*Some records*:
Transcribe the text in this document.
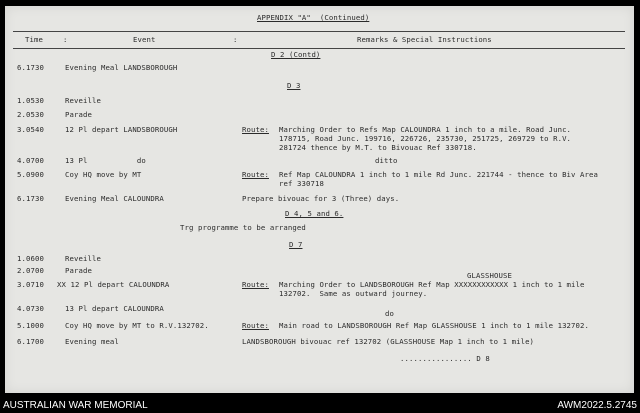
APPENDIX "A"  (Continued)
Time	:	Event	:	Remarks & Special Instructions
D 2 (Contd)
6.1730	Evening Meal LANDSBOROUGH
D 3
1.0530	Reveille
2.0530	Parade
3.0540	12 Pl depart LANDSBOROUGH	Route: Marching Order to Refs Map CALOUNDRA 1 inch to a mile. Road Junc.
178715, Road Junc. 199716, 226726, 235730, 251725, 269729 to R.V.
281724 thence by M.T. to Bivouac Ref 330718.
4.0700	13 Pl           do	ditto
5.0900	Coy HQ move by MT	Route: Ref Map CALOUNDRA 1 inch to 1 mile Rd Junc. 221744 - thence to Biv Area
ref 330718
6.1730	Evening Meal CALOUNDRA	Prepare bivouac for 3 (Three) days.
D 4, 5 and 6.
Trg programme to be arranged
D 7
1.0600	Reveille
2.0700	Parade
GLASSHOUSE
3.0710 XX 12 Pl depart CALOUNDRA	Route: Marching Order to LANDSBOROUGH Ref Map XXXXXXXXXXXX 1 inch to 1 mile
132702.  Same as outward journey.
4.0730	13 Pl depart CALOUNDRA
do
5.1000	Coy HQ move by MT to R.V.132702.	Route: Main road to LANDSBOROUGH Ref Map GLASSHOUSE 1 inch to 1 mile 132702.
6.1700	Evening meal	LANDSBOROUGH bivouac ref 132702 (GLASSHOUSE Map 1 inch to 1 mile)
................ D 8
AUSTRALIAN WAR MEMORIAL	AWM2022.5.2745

*GIVEN INSTRUCTION*:
Repeat the material above word for word and skip every image in it.

*FINAL RESULT*:
Transcribe the text in this document.
APPENDIX "A"  (Continued)
Time	:	Event	:	Remarks & Special Instructions
D 2 (Contd)
6.1730	Evening Meal LANDSBOROUGH
D 3
1.0530	Reveille
2.0530	Parade
3.0540	12 Pl depart LANDSBOROUGH	Route: Marching Order to Refs Map CALOUNDRA 1 inch to a mile. Road Junc.
178715, Road Junc. 199716, 226726, 235730, 251725, 269729 to R.V.
281724 thence by M.T. to Bivouac Ref 330718.
4.0700	13 Pl           do	ditto
5.0900	Coy HQ move by MT	Route: Ref Map CALOUNDRA 1 inch to 1 mile Rd Junc. 221744 - thence to Biv Area
ref 330718
6.1730	Evening Meal CALOUNDRA	Prepare bivouac for 3 (Three) days.
D 4, 5 and 6.
Trg programme to be arranged
D 7
1.0600	Reveille
2.0700	Parade
GLASSHOUSE
3.0710 XX 12 Pl depart CALOUNDRA	Route: Marching Order to LANDSBOROUGH Ref Map XXXXXXXXXXXX 1 inch to 1 mile
132702.  Same as outward journey.
4.0730	13 Pl depart CALOUNDRA
do
5.1000	Coy HQ move by MT to R.V.132702.	Route: Main road to LANDSBOROUGH Ref Map GLASSHOUSE 1 inch to 1 mile 132702.
6.1700	Evening meal	LANDSBOROUGH bivouac ref 132702 (GLASSHOUSE Map 1 inch to 1 mile)
................ D 8
AUSTRALIAN WAR MEMORIAL	AWM2022.5.2745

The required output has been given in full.